■ **PASAJE PROPORCIONADO**
►

CAP. X: Sobre los libros de Tobías, Judit, Sabiduría, Eclesiástico y Macabeos.

Estos libros son rechazados en conjunto por los hebreos, como lo atestigua San Jerónimo en su prólogo Galeato. Además, casi todos los herejes de este tiempo siguen la opinión de los hebreos. Los Magdeburgenses, en el libro 2 de las Centurias, 1, capítulo 4, columna 51, solo aceptan aquellos libros que los judíos aceptaban. Lo mismo hace Martín Kemnitius en su examen de la sesión 4 del Concilio de Trento. También Juan Brenz, en la Confesión de Wurtemberg, en el capítulo sobre la Sagrada Escritura, quiere que se acepten únicamente aquellos libros sobre los cuales nunca ha habido duda, que son únicamente aquellos aceptados por los judíos. Calvino, en el libro 1 de Instituciones, capítulo 11, §. 8, acusa al libro de Sabiduría de ser mentiroso, por lo que está muy lejos de aceptarlo. En el libro 2, capítulo 5, §. 18, no quiere considerar el libro de Eclesiástico como de sólida autoridad. En el libro 3, capítulo 5, §. 8, emite el mismo juicio sobre los libros de Macabeos. Además, en el Antídoto al Concilio de Trento, sesión 4, también parece rechazar Tobías y Judit. Calvino es seguido por aquellos ministros que publicaron la Confesión de Fe en Pissy. Finalmente, Lutero y Zwinglio, en los prefacios de las Biblias que tradujeron, arrancan estos cinco libros del sagrado canon, y especialmente Lutero insiste en que los libros de Macabeos no tienen autoridad alguna, como argumenta en su defensa del artículo 37 sobre el purgatorio.

◄

■ **MATERIAL**
►

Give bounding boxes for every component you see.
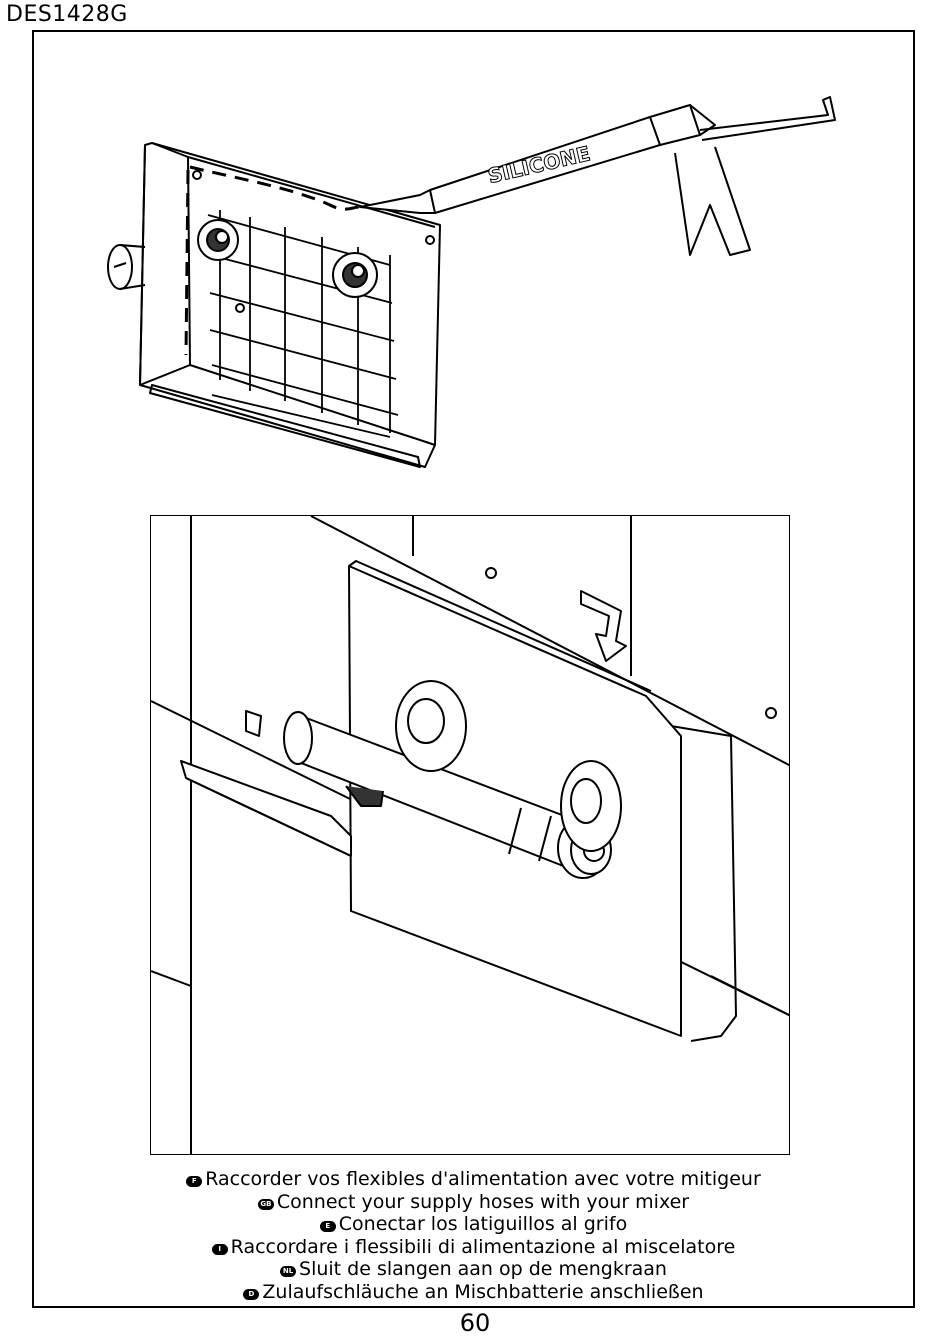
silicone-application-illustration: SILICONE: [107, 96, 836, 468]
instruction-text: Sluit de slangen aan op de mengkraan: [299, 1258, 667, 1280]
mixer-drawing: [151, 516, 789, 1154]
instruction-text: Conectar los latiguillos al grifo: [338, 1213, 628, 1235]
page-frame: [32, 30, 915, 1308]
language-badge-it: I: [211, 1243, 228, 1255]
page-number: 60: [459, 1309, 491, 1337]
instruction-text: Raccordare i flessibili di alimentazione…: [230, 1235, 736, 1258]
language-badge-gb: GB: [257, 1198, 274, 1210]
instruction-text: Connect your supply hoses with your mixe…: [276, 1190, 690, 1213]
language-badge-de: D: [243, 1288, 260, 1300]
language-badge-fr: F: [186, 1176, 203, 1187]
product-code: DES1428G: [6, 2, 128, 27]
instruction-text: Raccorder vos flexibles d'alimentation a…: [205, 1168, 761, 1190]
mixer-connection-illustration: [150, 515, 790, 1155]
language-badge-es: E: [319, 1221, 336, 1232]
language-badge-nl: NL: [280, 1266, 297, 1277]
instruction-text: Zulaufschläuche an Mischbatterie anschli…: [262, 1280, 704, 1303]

◄

■ **DESCRIPCIÓN DEL EJERCICIO**
Según el pasaje proporcionado, ¿quién atestigua que los hebreos rechazan estos libros, y dónde lo hace? Responde, por favor, en una sola oración.

■ **SOLUCIÓN PROPUESTA**
San Jerónimo lo atestigua en su prólogo Galeato.